* [Short problem]
Write out the full listing again, exactly as it stands.

[Structured figure records]
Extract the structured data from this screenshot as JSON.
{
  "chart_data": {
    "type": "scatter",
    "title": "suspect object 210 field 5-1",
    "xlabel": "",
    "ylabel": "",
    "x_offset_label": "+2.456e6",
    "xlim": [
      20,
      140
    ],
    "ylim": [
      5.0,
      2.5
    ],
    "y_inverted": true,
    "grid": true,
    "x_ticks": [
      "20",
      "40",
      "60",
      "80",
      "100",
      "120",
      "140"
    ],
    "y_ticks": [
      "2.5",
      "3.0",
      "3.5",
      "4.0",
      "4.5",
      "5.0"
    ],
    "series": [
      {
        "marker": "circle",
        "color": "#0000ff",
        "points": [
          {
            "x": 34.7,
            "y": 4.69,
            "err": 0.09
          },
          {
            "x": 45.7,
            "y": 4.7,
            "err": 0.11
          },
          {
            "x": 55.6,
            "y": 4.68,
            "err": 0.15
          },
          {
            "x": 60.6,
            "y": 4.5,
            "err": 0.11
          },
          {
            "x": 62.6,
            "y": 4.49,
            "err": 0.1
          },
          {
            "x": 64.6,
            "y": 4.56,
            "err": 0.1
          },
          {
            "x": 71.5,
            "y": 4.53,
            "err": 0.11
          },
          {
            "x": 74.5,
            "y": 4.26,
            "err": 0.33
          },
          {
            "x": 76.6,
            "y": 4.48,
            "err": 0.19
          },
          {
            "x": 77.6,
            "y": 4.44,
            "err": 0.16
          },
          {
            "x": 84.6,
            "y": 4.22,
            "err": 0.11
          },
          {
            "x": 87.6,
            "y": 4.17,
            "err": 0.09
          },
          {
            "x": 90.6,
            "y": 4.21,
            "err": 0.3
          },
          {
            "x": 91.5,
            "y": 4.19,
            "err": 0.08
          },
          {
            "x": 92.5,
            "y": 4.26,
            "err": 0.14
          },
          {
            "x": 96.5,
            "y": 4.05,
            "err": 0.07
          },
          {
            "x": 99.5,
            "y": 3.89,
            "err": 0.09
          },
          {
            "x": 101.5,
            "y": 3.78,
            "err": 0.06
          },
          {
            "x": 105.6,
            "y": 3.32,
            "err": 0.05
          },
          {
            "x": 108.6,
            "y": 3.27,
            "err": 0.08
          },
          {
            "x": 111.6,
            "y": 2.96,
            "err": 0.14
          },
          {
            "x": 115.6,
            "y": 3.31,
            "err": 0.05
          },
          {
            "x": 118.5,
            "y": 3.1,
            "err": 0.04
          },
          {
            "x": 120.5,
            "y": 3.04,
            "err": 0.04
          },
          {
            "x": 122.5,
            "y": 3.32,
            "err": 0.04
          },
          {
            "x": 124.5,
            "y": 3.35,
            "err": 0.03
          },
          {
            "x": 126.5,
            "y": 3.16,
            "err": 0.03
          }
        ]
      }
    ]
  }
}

* [Answer to the task]
Extract the structured data from this screenshot as JSON.
{
  "chart_data": {
    "type": "scatter",
    "title": "suspect object 210 field 5-1",
    "xlabel": "",
    "ylabel": "",
    "x_offset_label": "+2.456e6",
    "xlim": [
      20,
      140
    ],
    "ylim": [
      5.0,
      2.5
    ],
    "y_inverted": true,
    "grid": true,
    "x_ticks": [
      "20",
      "40",
      "60",
      "80",
      "100",
      "120",
      "140"
    ],
    "y_ticks": [
      "2.5",
      "3.0",
      "3.5",
      "4.0",
      "4.5",
      "5.0"
    ],
    "series": [
      {
        "marker": "circle",
        "color": "#0000ff",
        "points": [
          {
            "x": 34.7,
            "y": 4.69,
            "err": 0.09
          },
          {
            "x": 45.7,
            "y": 4.7,
            "err": 0.11
          },
          {
            "x": 55.6,
            "y": 4.68,
            "err": 0.15
          },
          {
            "x": 60.6,
            "y": 4.5,
            "err": 0.11
          },
          {
            "x": 62.6,
            "y": 4.49,
            "err": 0.1
          },
          {
            "x": 64.6,
            "y": 4.56,
            "err": 0.1
          },
          {
            "x": 71.5,
            "y": 4.53,
            "err": 0.11
          },
          {
            "x": 74.5,
            "y": 4.26,
            "err": 0.33
          },
          {
            "x": 76.6,
            "y": 4.48,
            "err": 0.19
          },
          {
            "x": 77.6,
            "y": 4.44,
            "err": 0.16
          },
          {
            "x": 84.6,
            "y": 4.22,
            "err": 0.11
          },
          {
            "x": 87.6,
            "y": 4.17,
            "err": 0.09
          },
          {
            "x": 90.6,
            "y": 4.21,
            "err": 0.3
          },
          {
            "x": 91.5,
            "y": 4.19,
            "err": 0.08
          },
          {
            "x": 92.5,
            "y": 4.26,
            "err": 0.14
          },
          {
            "x": 96.5,
            "y": 4.05,
            "err": 0.07
          },
          {
            "x": 99.5,
            "y": 3.89,
            "err": 0.09
          },
          {
            "x": 101.5,
            "y": 3.78,
            "err": 0.06
          },
          {
            "x": 105.6,
            "y": 3.32,
            "err": 0.05
          },
          {
            "x": 108.6,
            "y": 3.27,
            "err": 0.08
          },
          {
            "x": 111.6,
            "y": 2.96,
            "err": 0.14
          },
          {
            "x": 115.6,
            "y": 3.31,
            "err": 0.05
          },
          {
            "x": 118.5,
            "y": 3.1,
            "err": 0.04
          },
          {
            "x": 120.5,
            "y": 3.04,
            "err": 0.04
          },
          {
            "x": 122.5,
            "y": 3.32,
            "err": 0.04
          },
          {
            "x": 124.5,
            "y": 3.35,
            "err": 0.03
          },
          {
            "x": 126.5,
            "y": 3.16,
            "err": 0.03
          }
        ]
      }
    ]
  }
}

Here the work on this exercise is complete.